Start of PROVIDED RECORDS

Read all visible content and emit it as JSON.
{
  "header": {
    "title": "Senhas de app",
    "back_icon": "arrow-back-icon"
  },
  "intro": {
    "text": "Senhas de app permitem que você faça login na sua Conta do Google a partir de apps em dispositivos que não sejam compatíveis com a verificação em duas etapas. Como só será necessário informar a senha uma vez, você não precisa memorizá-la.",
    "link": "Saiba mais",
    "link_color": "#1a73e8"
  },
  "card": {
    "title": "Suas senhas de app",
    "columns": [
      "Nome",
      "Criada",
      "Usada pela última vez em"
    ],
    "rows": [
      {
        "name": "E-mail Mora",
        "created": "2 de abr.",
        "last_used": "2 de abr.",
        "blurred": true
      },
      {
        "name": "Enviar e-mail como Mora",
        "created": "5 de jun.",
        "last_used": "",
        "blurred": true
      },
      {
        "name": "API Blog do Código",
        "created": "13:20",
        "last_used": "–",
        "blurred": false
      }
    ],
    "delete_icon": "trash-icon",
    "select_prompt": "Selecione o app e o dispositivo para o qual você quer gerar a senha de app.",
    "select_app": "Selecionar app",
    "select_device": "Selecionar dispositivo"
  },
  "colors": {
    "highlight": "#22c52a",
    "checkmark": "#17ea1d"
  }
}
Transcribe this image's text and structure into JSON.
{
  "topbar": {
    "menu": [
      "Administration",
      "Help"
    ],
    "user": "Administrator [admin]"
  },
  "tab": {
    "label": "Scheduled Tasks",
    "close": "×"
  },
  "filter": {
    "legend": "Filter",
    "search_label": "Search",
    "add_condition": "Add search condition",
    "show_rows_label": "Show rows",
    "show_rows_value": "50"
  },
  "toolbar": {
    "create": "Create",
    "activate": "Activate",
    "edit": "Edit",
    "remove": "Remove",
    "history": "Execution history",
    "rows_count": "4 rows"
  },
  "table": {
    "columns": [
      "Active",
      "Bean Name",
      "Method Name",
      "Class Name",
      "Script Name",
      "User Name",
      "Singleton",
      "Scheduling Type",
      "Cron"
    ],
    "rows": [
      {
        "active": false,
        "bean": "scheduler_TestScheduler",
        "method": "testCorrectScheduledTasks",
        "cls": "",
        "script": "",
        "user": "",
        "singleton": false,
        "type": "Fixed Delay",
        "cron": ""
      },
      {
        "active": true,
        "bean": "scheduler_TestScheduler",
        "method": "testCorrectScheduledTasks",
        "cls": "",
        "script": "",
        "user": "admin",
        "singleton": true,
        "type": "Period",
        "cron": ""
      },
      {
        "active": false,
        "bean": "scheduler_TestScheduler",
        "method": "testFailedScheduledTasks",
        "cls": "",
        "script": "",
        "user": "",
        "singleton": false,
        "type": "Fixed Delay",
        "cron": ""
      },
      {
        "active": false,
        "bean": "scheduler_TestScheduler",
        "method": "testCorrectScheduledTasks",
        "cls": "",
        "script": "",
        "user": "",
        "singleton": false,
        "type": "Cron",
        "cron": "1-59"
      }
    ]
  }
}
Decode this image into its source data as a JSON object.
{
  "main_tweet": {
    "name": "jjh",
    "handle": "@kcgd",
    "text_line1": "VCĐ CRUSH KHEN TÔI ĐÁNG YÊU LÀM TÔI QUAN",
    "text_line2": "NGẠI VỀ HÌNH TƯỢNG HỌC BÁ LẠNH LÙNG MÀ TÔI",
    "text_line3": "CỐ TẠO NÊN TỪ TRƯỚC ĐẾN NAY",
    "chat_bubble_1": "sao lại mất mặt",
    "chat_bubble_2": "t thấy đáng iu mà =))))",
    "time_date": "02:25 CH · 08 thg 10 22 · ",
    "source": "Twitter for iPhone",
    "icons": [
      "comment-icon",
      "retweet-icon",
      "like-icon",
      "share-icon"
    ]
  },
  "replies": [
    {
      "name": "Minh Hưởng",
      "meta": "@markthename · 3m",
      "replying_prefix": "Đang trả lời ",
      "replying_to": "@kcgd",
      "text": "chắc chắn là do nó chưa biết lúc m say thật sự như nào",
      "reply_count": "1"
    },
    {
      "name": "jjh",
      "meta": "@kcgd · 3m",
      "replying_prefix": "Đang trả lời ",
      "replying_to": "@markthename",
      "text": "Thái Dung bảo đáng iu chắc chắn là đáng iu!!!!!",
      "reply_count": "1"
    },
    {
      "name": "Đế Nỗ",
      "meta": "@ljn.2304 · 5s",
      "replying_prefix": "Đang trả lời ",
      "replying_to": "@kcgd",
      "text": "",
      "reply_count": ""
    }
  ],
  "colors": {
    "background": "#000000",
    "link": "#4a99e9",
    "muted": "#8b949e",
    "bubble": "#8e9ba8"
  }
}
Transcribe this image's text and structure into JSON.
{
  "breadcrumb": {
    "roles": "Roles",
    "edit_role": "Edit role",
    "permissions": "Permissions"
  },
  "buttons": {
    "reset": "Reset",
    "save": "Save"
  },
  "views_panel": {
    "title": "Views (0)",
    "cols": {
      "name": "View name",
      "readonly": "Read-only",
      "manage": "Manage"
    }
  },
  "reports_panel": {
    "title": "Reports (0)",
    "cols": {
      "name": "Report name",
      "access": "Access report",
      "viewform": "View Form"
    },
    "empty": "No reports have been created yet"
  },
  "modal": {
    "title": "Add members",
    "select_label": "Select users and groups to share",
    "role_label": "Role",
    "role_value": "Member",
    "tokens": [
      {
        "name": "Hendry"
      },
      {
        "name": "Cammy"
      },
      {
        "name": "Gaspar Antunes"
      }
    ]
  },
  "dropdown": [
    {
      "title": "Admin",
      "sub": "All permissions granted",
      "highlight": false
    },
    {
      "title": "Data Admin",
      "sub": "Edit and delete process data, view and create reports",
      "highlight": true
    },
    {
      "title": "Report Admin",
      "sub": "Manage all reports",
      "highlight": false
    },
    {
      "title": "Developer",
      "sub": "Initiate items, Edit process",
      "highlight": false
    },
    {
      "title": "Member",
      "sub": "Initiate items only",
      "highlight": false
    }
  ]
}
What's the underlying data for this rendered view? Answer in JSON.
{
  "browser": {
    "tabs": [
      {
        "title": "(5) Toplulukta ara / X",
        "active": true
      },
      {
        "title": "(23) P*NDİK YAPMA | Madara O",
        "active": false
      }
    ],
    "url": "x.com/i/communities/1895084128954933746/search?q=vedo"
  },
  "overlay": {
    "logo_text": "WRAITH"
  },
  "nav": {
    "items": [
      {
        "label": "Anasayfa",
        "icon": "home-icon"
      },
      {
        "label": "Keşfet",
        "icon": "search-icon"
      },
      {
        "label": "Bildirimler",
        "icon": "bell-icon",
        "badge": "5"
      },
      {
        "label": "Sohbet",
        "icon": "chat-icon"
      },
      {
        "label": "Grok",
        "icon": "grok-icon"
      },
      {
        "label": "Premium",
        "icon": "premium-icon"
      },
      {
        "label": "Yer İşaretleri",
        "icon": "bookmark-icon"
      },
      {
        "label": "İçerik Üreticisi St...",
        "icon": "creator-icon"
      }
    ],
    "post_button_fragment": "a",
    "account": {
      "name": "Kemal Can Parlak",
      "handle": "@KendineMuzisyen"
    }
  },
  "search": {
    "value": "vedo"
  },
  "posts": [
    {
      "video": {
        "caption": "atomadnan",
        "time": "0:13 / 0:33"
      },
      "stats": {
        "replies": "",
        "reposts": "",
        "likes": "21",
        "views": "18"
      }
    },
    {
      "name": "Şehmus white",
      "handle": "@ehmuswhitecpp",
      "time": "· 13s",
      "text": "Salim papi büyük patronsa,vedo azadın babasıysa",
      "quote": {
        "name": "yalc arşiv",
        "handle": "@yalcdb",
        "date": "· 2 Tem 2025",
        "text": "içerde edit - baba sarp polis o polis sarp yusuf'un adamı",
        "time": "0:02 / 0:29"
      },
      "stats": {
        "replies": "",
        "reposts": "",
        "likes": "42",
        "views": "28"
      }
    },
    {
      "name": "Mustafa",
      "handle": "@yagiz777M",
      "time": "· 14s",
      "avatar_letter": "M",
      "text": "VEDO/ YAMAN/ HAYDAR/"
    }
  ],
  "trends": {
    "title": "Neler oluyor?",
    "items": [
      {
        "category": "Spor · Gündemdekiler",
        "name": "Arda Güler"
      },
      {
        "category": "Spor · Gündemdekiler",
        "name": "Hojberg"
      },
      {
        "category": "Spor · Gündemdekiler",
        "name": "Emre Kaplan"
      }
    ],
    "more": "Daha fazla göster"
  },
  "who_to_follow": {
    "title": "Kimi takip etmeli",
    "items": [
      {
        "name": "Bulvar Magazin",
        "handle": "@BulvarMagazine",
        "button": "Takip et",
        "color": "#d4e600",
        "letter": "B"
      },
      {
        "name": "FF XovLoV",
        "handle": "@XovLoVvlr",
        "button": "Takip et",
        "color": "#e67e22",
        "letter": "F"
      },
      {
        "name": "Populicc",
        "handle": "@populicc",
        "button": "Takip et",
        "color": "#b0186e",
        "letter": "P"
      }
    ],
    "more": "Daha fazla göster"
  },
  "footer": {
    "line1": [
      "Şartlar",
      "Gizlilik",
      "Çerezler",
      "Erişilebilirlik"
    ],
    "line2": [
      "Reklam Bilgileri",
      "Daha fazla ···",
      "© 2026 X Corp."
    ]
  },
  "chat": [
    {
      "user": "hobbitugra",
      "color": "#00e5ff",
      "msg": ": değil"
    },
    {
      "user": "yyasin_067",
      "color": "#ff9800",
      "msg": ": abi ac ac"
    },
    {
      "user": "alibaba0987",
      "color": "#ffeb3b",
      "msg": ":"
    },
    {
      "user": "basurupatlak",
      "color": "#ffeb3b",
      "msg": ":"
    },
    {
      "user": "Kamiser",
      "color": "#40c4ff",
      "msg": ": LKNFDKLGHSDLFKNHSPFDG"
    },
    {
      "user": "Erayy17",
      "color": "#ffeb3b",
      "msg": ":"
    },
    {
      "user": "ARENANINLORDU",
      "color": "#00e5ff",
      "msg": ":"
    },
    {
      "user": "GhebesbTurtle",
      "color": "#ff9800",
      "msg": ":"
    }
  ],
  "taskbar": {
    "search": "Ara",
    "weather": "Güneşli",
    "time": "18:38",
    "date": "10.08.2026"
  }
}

End of PROVIDED RECORDS

WORK TO DO:
Search the listing for the word "chắn" and return each line that holds it.

ANSWER TO THIS TASK:
      "text": "chắc chắn là do nó chưa biết lúc m say thật sự như nào",
      "text": "Thái Dung bảo đáng iu chắc chắn là đáng iu!!!!!",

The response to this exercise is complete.